Exact reproduction of the data is required, with images excluded.

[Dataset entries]
--- Start ---
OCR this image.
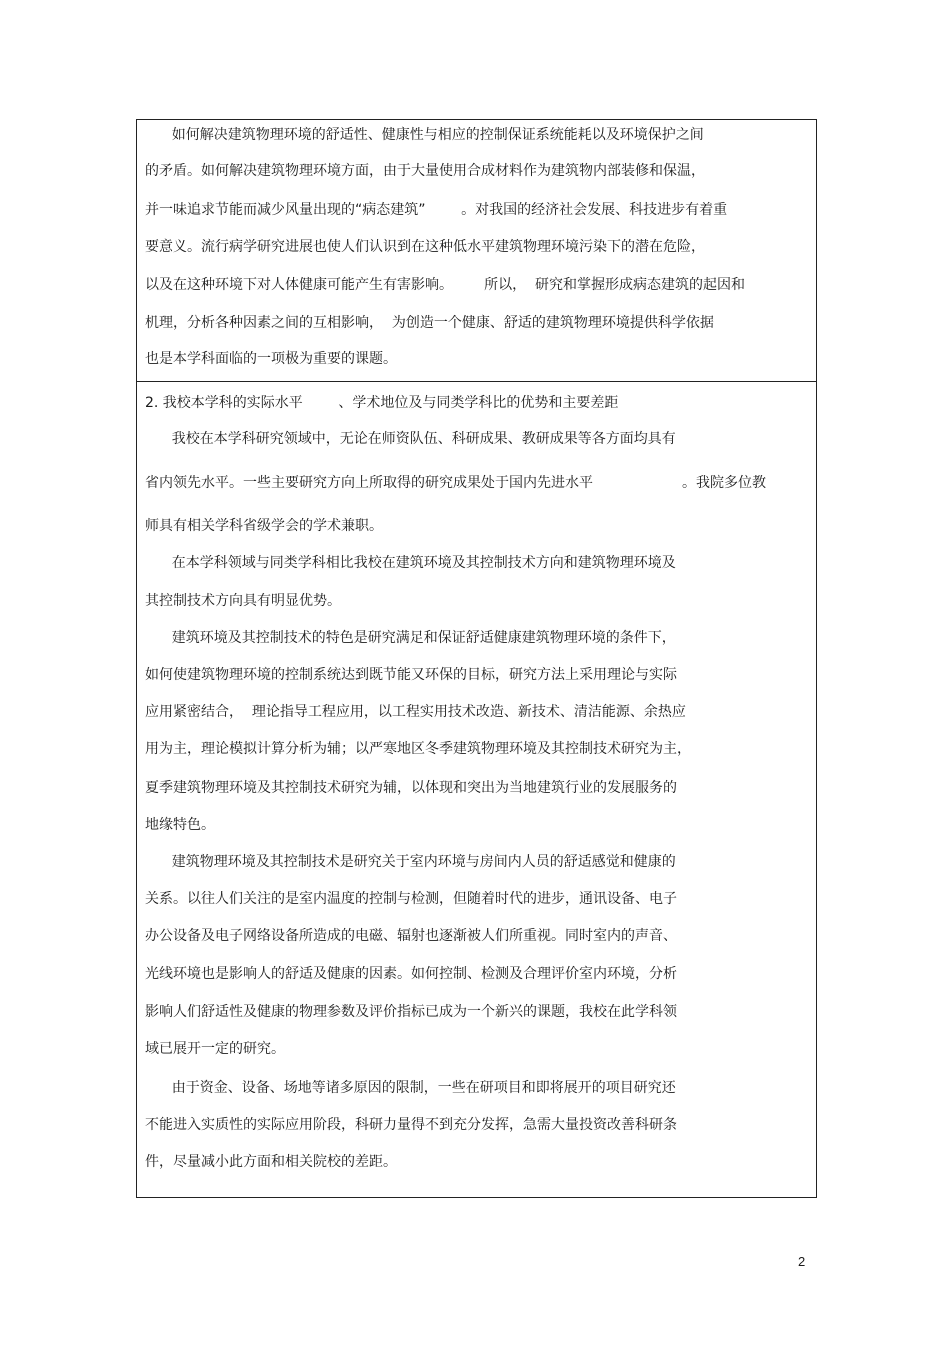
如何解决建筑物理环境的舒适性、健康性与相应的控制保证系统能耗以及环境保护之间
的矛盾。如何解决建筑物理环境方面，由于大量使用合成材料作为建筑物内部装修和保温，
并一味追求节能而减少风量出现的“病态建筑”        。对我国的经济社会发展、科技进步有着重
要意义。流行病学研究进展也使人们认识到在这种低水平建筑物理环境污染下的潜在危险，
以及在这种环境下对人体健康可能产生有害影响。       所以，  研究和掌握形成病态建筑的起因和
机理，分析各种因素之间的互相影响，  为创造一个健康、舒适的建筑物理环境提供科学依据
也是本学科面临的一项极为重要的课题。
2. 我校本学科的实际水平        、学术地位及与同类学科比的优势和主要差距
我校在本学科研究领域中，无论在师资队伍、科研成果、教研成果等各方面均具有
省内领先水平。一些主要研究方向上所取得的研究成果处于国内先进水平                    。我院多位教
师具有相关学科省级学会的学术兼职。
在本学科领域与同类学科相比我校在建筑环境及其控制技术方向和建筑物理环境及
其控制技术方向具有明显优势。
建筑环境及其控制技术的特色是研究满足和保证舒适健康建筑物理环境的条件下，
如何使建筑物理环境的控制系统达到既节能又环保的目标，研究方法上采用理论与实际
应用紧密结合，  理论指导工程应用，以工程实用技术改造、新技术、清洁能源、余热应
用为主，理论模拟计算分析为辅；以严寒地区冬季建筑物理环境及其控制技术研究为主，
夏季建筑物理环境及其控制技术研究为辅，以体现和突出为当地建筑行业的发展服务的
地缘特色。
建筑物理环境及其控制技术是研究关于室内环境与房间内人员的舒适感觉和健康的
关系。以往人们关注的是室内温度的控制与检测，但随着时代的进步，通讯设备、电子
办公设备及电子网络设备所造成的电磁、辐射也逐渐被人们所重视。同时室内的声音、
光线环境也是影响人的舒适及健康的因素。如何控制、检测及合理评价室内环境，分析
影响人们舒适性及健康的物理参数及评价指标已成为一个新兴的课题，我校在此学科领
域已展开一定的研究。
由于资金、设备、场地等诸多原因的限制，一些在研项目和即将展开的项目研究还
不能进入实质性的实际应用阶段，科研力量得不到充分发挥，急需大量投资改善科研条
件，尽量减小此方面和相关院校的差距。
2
--- End ---
- _Result of the task_:
OCR this image.
如何解决建筑物理环境的舒适性、健康性与相应的控制保证系统能耗以及环境保护之间
的矛盾。如何解决建筑物理环境方面，由于大量使用合成材料作为建筑物内部装修和保温，
并一味追求节能而减少风量出现的“病态建筑”        。对我国的经济社会发展、科技进步有着重
要意义。流行病学研究进展也使人们认识到在这种低水平建筑物理环境污染下的潜在危险，
以及在这种环境下对人体健康可能产生有害影响。       所以，  研究和掌握形成病态建筑的起因和
机理，分析各种因素之间的互相影响，  为创造一个健康、舒适的建筑物理环境提供科学依据
也是本学科面临的一项极为重要的课题。
2. 我校本学科的实际水平        、学术地位及与同类学科比的优势和主要差距
我校在本学科研究领域中，无论在师资队伍、科研成果、教研成果等各方面均具有
省内领先水平。一些主要研究方向上所取得的研究成果处于国内先进水平                    。我院多位教
师具有相关学科省级学会的学术兼职。
在本学科领域与同类学科相比我校在建筑环境及其控制技术方向和建筑物理环境及
其控制技术方向具有明显优势。
建筑环境及其控制技术的特色是研究满足和保证舒适健康建筑物理环境的条件下，
如何使建筑物理环境的控制系统达到既节能又环保的目标，研究方法上采用理论与实际
应用紧密结合，  理论指导工程应用，以工程实用技术改造、新技术、清洁能源、余热应
用为主，理论模拟计算分析为辅；以严寒地区冬季建筑物理环境及其控制技术研究为主，
夏季建筑物理环境及其控制技术研究为辅，以体现和突出为当地建筑行业的发展服务的
地缘特色。
建筑物理环境及其控制技术是研究关于室内环境与房间内人员的舒适感觉和健康的
关系。以往人们关注的是室内温度的控制与检测，但随着时代的进步，通讯设备、电子
办公设备及电子网络设备所造成的电磁、辐射也逐渐被人们所重视。同时室内的声音、
光线环境也是影响人的舒适及健康的因素。如何控制、检测及合理评价室内环境，分析
影响人们舒适性及健康的物理参数及评价指标已成为一个新兴的课题，我校在此学科领
域已展开一定的研究。
由于资金、设备、场地等诸多原因的限制，一些在研项目和即将展开的项目研究还
不能进入实质性的实际应用阶段，科研力量得不到充分发挥，急需大量投资改善科研条
件，尽量减小此方面和相关院校的差距。
2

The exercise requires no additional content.